Check each line of the listing below for the string "name", and copy the ones that have it.

Task material -
>> Begin

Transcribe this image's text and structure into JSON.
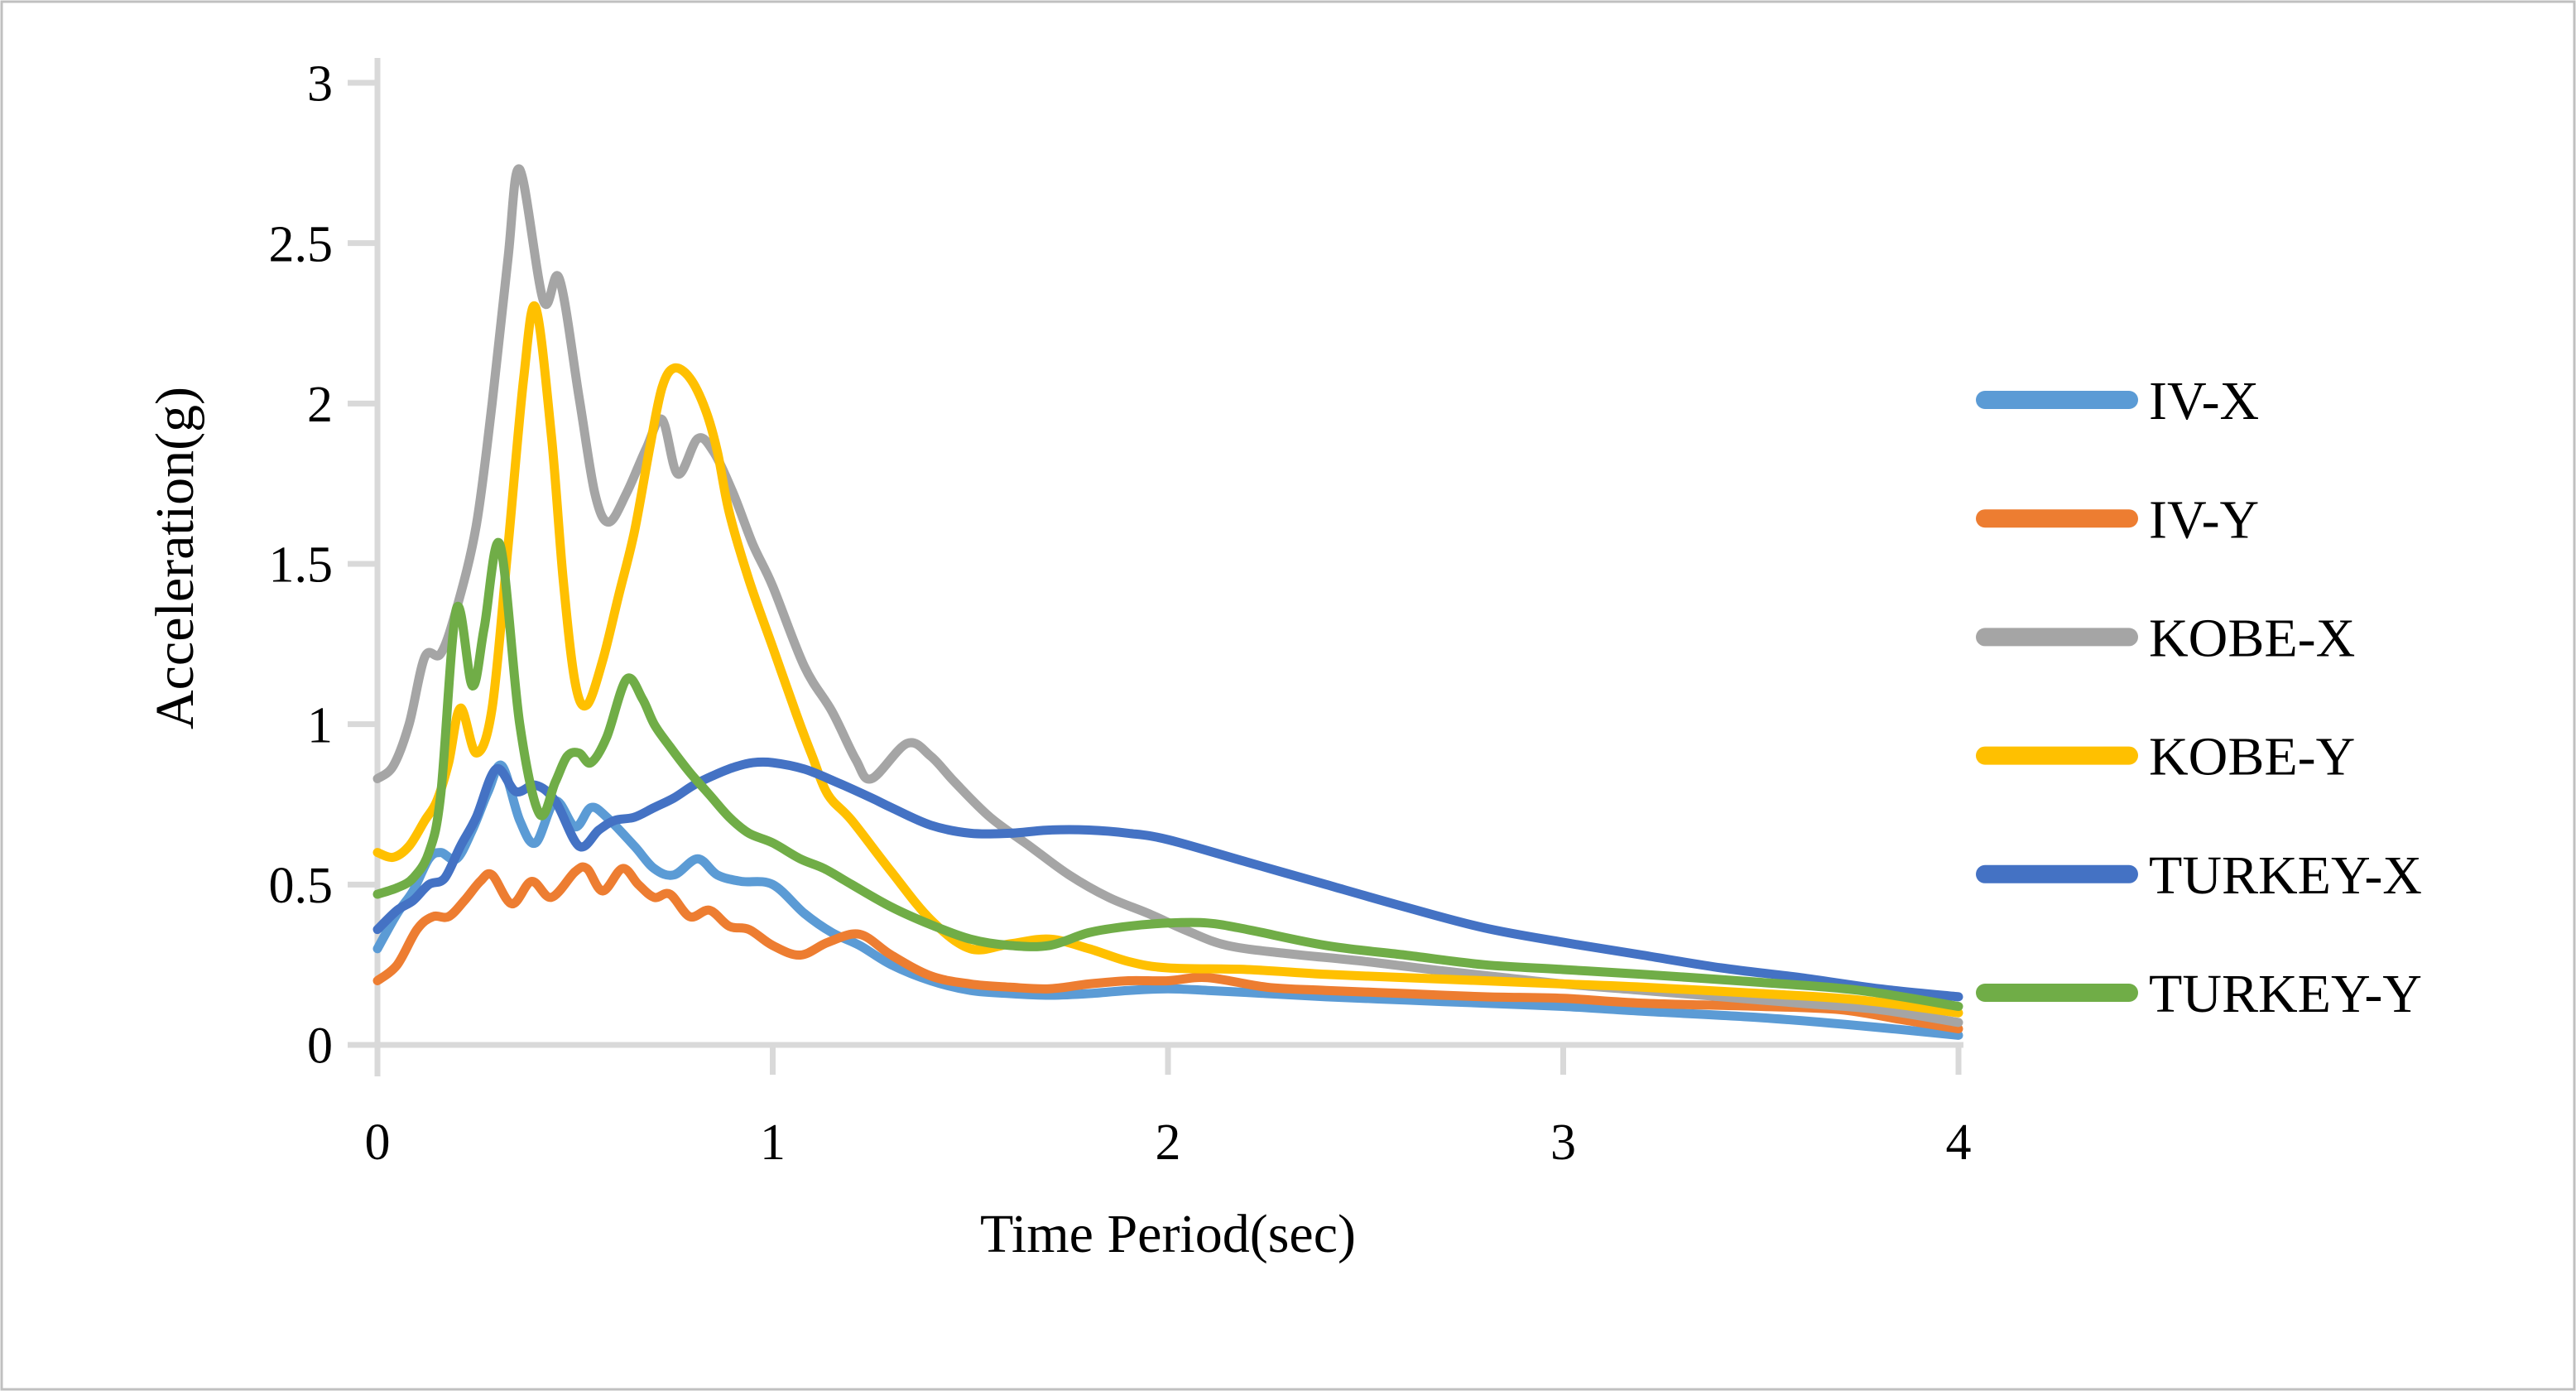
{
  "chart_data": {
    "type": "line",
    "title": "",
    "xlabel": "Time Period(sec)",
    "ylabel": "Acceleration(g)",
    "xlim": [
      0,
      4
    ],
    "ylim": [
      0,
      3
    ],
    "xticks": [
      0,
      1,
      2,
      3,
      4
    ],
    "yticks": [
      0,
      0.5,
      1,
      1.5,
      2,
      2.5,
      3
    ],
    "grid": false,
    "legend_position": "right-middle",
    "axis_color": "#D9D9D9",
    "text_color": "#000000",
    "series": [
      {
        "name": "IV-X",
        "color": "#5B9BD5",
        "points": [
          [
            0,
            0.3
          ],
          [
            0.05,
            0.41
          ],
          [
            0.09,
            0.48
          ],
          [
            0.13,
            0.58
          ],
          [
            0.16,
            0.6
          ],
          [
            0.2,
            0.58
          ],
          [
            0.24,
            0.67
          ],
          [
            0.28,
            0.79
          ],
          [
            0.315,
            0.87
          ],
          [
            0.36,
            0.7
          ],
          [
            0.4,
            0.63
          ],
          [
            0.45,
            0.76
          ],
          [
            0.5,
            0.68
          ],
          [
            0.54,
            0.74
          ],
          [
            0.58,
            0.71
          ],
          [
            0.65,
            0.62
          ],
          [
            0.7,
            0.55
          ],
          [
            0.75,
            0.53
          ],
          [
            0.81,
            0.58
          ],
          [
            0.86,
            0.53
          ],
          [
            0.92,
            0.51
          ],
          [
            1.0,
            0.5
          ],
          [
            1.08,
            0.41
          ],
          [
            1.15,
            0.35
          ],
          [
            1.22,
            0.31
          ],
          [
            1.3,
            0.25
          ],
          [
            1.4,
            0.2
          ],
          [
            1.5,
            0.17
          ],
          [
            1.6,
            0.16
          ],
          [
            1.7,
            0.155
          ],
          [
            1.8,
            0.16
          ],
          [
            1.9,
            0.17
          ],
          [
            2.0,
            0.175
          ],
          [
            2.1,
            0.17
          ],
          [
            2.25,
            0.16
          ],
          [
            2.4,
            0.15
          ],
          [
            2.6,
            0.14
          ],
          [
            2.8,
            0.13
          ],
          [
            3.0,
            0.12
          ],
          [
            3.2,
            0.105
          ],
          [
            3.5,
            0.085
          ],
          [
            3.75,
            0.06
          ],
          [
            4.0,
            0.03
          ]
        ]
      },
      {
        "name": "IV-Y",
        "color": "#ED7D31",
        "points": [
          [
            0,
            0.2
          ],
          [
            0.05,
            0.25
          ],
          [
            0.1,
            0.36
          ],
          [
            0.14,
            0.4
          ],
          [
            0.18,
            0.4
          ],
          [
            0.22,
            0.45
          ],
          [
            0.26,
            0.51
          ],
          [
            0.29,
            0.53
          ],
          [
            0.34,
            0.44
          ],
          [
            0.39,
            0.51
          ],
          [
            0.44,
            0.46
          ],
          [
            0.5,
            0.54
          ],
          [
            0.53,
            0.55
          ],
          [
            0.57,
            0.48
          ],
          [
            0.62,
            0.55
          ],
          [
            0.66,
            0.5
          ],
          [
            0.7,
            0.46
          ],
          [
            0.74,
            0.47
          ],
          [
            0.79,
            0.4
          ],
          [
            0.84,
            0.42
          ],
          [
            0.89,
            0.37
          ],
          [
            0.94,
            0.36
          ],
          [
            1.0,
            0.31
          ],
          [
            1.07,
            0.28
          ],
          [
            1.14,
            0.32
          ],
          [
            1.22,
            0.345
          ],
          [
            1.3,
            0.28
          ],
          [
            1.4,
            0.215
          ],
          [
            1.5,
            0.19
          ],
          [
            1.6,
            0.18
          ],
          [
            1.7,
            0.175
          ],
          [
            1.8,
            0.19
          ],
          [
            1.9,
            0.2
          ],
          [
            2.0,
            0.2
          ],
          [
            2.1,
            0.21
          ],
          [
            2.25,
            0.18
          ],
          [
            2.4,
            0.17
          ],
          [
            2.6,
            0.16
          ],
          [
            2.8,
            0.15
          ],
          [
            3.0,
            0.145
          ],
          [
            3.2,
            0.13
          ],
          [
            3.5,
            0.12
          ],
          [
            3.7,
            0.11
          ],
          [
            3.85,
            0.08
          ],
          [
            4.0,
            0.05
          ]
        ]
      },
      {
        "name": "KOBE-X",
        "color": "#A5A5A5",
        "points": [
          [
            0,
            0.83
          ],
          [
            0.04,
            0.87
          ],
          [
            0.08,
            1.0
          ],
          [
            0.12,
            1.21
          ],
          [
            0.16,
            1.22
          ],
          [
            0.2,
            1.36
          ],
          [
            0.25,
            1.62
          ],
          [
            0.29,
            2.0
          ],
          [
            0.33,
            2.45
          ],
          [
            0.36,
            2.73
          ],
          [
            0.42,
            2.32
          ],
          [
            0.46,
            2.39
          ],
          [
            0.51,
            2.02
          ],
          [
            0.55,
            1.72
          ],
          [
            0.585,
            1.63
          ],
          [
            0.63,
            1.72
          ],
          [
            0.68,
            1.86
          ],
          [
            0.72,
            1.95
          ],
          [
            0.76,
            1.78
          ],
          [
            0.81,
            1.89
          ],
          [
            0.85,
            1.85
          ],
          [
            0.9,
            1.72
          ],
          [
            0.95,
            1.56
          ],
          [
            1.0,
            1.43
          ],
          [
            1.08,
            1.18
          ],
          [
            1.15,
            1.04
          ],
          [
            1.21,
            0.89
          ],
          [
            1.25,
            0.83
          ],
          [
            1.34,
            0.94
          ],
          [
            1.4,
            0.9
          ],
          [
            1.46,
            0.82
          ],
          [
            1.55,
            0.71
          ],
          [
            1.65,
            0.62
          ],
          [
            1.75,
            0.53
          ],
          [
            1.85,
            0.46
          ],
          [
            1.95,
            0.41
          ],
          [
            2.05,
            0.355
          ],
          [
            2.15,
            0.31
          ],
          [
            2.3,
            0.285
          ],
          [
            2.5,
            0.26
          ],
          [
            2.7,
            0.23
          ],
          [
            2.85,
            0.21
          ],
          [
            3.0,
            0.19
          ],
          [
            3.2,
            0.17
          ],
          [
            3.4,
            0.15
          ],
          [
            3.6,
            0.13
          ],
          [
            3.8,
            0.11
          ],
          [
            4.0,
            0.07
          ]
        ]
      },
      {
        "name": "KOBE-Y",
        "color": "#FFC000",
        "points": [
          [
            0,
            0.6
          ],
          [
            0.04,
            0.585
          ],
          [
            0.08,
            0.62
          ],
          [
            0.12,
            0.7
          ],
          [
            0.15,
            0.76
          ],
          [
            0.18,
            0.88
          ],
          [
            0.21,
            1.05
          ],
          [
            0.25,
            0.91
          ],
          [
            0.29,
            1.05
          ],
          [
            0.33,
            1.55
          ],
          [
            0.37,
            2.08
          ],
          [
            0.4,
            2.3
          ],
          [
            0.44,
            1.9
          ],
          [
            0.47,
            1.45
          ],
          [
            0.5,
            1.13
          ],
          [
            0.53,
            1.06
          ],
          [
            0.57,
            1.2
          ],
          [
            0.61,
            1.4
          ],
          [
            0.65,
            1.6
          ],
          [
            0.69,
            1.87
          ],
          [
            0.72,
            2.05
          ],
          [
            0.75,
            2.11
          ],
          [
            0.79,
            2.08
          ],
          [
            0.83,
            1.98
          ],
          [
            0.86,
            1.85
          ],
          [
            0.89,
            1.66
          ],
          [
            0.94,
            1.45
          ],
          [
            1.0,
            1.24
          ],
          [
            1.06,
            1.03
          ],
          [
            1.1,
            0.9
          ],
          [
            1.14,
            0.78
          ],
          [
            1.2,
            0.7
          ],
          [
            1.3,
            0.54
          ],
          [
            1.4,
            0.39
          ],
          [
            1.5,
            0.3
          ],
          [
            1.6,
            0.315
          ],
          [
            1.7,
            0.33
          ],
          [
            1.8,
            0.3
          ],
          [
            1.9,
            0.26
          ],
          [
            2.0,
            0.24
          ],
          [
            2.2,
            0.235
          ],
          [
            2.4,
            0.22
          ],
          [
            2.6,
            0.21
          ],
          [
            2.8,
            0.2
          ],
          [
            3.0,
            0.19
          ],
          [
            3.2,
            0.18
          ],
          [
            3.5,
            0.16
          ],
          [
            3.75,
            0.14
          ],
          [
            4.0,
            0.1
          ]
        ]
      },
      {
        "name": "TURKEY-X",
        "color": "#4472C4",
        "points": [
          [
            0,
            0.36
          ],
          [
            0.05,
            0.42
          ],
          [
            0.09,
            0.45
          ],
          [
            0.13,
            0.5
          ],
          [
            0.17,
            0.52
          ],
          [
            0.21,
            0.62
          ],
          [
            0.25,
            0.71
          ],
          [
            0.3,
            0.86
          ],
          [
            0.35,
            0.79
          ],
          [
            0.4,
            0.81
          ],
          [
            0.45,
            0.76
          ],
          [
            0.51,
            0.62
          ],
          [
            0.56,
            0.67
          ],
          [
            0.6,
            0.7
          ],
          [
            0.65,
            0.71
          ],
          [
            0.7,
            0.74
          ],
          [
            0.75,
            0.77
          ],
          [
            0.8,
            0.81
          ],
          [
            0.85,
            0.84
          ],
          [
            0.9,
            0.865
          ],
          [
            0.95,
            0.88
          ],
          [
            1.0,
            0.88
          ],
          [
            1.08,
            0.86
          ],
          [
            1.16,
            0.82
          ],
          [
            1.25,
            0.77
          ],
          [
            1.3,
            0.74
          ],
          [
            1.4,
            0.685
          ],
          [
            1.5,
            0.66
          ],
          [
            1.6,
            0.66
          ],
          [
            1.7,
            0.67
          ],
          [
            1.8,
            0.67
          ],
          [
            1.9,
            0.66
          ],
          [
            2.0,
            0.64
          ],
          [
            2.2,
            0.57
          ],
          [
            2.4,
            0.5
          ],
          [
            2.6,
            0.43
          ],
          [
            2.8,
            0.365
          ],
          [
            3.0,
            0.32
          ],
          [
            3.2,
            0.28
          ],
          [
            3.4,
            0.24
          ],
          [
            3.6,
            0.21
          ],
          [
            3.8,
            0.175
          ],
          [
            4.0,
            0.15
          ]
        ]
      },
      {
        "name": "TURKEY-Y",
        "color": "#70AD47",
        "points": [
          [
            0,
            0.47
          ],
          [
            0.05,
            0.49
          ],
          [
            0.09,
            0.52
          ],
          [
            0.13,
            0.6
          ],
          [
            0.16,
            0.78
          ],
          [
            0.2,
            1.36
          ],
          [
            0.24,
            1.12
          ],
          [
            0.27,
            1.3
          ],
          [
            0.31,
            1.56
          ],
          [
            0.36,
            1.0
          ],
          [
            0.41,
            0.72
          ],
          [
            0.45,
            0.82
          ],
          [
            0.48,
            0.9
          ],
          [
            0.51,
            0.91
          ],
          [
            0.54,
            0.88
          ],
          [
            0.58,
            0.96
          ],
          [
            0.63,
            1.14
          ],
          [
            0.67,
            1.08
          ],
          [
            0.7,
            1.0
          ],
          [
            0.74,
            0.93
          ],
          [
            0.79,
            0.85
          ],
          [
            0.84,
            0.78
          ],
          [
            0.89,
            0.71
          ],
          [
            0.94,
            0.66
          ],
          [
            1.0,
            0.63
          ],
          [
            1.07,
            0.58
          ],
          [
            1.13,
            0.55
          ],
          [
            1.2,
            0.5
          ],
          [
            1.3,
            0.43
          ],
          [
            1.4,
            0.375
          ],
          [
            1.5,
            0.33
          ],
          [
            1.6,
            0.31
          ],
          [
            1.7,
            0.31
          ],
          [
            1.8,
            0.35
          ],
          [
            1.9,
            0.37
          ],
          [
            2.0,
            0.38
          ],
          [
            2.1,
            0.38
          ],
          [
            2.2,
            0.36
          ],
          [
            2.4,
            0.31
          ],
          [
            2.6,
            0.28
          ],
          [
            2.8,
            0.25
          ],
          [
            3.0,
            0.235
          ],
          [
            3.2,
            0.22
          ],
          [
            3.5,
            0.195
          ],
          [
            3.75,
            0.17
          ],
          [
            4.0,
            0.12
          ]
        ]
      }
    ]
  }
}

>> End

Complete output -
        "name": "IV-X",
        "name": "IV-Y",
        "name": "KOBE-X",
        "name": "KOBE-Y",
        "name": "TURKEY-X",
        "name": "TURKEY-Y",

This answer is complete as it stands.